Scan the material for the word "median" and copy each line where it occurs.

========================================================================

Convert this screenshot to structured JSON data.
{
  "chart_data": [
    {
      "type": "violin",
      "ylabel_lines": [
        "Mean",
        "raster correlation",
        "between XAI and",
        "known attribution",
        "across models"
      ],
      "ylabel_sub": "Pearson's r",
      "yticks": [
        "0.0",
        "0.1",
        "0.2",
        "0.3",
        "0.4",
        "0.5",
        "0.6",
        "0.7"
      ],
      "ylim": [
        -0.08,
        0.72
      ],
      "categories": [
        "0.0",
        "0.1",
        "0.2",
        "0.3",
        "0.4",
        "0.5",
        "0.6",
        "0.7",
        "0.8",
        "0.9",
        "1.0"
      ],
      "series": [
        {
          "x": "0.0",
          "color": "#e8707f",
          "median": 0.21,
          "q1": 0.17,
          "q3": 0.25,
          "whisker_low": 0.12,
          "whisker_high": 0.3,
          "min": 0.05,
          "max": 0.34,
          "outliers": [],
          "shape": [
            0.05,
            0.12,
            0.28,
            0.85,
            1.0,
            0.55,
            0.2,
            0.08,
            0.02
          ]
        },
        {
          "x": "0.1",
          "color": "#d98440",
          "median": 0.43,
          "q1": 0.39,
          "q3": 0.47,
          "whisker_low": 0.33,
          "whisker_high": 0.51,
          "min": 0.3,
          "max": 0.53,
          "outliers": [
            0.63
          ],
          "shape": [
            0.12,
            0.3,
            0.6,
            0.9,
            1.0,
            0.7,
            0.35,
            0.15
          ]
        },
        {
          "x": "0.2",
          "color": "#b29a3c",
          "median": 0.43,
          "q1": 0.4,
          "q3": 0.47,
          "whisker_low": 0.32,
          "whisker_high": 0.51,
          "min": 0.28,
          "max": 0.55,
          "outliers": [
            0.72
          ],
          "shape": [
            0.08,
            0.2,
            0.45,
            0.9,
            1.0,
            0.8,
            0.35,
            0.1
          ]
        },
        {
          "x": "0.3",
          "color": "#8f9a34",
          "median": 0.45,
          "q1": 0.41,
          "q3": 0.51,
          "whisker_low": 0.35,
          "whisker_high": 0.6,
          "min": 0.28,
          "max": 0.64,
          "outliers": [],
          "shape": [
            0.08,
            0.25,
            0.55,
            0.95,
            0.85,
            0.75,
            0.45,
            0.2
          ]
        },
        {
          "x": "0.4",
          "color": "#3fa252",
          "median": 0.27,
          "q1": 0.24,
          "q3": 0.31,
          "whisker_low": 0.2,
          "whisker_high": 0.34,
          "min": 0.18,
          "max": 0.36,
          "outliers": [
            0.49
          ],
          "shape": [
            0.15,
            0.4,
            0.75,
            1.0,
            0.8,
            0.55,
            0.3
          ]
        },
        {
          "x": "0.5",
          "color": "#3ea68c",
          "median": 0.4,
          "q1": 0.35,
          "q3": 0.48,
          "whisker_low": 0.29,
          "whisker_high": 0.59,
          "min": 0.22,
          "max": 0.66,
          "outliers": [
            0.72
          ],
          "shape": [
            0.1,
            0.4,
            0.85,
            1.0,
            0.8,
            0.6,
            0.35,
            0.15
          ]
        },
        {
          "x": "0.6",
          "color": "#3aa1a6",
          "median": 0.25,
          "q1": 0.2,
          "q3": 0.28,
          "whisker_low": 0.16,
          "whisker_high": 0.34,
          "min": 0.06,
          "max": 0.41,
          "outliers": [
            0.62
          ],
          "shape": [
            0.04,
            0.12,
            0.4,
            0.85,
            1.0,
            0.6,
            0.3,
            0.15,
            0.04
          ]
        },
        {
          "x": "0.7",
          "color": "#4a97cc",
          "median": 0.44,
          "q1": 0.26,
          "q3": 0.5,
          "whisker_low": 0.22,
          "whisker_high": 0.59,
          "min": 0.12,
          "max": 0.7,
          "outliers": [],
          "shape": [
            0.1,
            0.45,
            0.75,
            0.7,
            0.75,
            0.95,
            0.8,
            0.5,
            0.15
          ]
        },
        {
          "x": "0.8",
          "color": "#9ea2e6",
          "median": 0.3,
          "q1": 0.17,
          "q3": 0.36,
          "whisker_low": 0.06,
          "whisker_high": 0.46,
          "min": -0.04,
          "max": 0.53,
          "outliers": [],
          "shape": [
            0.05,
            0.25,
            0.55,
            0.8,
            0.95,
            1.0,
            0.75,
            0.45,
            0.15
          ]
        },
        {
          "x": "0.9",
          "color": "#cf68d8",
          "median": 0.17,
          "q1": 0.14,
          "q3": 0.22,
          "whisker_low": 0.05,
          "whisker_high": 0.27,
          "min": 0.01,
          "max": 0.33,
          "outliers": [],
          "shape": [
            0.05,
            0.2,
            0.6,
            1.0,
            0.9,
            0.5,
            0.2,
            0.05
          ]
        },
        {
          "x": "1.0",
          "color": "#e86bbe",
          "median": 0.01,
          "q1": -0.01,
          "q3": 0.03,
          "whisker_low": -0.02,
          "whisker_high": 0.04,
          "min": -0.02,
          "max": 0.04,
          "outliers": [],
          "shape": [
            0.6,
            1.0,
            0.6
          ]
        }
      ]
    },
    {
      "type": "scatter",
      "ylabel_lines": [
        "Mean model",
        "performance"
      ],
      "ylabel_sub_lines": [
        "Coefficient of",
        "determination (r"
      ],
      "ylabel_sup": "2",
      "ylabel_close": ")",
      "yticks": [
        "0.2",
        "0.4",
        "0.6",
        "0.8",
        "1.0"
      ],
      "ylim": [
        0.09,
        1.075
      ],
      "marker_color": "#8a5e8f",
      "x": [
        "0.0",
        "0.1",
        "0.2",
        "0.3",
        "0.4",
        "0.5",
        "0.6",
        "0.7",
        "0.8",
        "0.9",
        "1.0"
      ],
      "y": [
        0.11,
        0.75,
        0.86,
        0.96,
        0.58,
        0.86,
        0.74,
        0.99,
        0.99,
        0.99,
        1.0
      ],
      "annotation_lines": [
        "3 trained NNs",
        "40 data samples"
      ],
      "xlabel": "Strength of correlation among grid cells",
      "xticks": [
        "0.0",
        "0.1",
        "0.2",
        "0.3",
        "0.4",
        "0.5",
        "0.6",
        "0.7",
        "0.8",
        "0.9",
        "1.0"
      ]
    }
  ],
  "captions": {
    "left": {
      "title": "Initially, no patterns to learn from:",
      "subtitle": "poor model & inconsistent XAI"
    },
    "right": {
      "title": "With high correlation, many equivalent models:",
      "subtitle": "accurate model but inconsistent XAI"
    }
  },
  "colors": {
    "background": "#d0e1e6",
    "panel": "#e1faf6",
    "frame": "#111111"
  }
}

========================================================================

Solution below:
          "median": 0.21,
          "median": 0.43,
          "median": 0.43,
          "median": 0.45,
          "median": 0.27,
          "median": 0.4,
          "median": 0.25,
          "median": 0.44,
          "median": 0.3,
          "median": 0.17,
          "median": 0.01,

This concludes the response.